◆ STATED PROBLEM
Take every line from the listing below that includes "pattern" and copy it.

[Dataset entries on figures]
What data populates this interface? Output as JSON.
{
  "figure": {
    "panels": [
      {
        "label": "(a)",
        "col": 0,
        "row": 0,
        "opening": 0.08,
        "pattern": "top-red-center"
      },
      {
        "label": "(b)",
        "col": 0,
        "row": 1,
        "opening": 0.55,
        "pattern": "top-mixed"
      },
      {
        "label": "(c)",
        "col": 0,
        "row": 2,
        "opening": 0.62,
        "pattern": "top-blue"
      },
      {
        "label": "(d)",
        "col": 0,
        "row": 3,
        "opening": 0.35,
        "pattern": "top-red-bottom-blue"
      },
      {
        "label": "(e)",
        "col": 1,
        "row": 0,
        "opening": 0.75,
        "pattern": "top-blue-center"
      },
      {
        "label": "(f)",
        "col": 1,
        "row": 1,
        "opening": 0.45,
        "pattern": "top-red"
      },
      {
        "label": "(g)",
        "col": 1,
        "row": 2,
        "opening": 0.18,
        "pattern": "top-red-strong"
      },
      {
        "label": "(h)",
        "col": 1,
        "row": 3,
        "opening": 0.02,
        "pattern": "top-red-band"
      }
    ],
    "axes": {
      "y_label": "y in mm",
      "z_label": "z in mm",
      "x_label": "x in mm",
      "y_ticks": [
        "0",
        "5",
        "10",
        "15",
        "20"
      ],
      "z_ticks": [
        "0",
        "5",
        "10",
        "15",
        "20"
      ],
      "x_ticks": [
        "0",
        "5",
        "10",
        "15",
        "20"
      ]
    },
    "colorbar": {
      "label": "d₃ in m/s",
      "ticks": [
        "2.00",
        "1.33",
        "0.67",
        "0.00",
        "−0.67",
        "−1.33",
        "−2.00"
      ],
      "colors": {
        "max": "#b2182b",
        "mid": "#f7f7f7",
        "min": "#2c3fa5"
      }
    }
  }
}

◆ OUTPUT OF THE TASK
        "pattern": "top-red-center"
        "pattern": "top-mixed"
        "pattern": "top-blue"
        "pattern": "top-red-bottom-blue"
        "pattern": "top-blue-center"
        "pattern": "top-red"
        "pattern": "top-red-strong"
        "pattern": "top-red-band"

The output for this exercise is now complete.